(Saved entries)
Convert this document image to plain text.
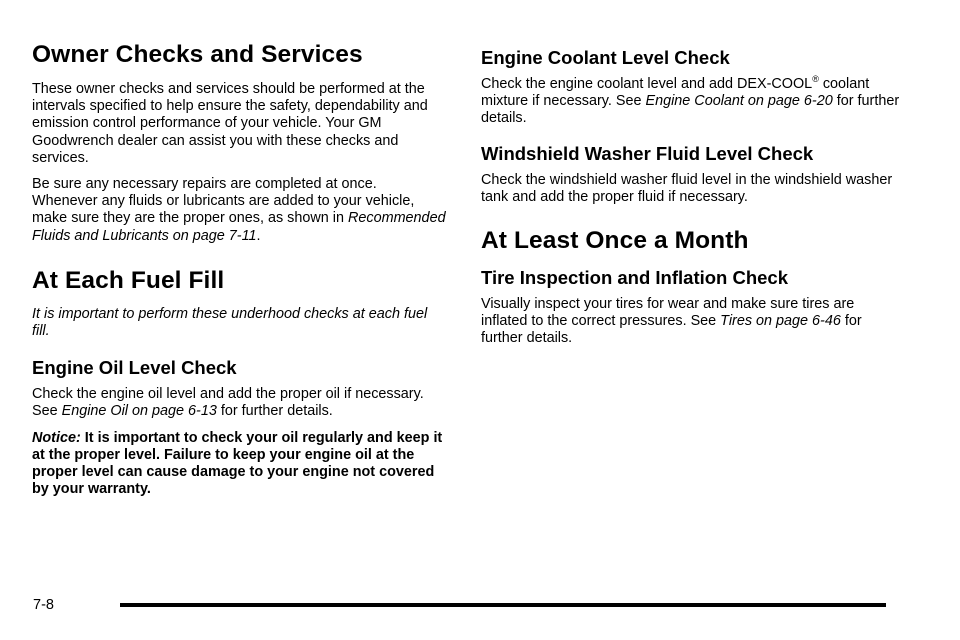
Owner Checks and Services

These owner checks and services should be performed at the intervals specified to help ensure the safety, dependability and emission control performance of your vehicle. Your GM Goodwrench dealer can assist you with these checks and services.

Be sure any necessary repairs are completed at once. Whenever any fluids or lubricants are added to your vehicle, make sure they are the proper ones, as shown in Recommended Fluids and Lubricants on page 7-11.

At Each Fuel Fill

It is important to perform these underhood checks at each fuel fill.

Engine Oil Level Check

Check the engine oil level and add the proper oil if necessary. See Engine Oil on page 6-13 for further details.

Notice: It is important to check your oil regularly and keep it at the proper level. Failure to keep your engine oil at the proper level can cause damage to your engine not covered by your warranty.

Engine Coolant Level Check

Check the engine coolant level and add DEX-COOL® coolant mixture if necessary. See Engine Coolant on page 6-20 for further details.

Windshield Washer Fluid Level Check

Check the windshield washer fluid level in the windshield washer tank and add the proper fluid if necessary.

At Least Once a Month
Tire Inspection and Inflation Check

Visually inspect your tires for wear and make sure tires are inflated to the correct pressures. See Tires on page 6-46 for further details.

7-8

• What is expected: Reproduce the material above verbatim; omit every picture.

• Output:
Convert this document image to plain text.
Owner Checks and Services

These owner checks and services should be performed at the intervals specified to help ensure the safety, dependability and emission control performance of your vehicle. Your GM Goodwrench dealer can assist you with these checks and services.

Be sure any necessary repairs are completed at once. Whenever any fluids or lubricants are added to your vehicle, make sure they are the proper ones, as shown in Recommended Fluids and Lubricants on page 7-11.

At Each Fuel Fill

It is important to perform these underhood checks at each fuel fill.

Engine Oil Level Check

Check the engine oil level and add the proper oil if necessary. See Engine Oil on page 6-13 for further details.

Notice: It is important to check your oil regularly and keep it at the proper level. Failure to keep your engine oil at the proper level can cause damage to your engine not covered by your warranty.

Engine Coolant Level Check

Check the engine coolant level and add DEX-COOL® coolant mixture if necessary. See Engine Coolant on page 6-20 for further details.

Windshield Washer Fluid Level Check

Check the windshield washer fluid level in the windshield washer tank and add the proper fluid if necessary.

At Least Once a Month
Tire Inspection and Inflation Check

Visually inspect your tires for wear and make sure tires are inflated to the correct pressures. See Tires on page 6-46 for further details.

7-8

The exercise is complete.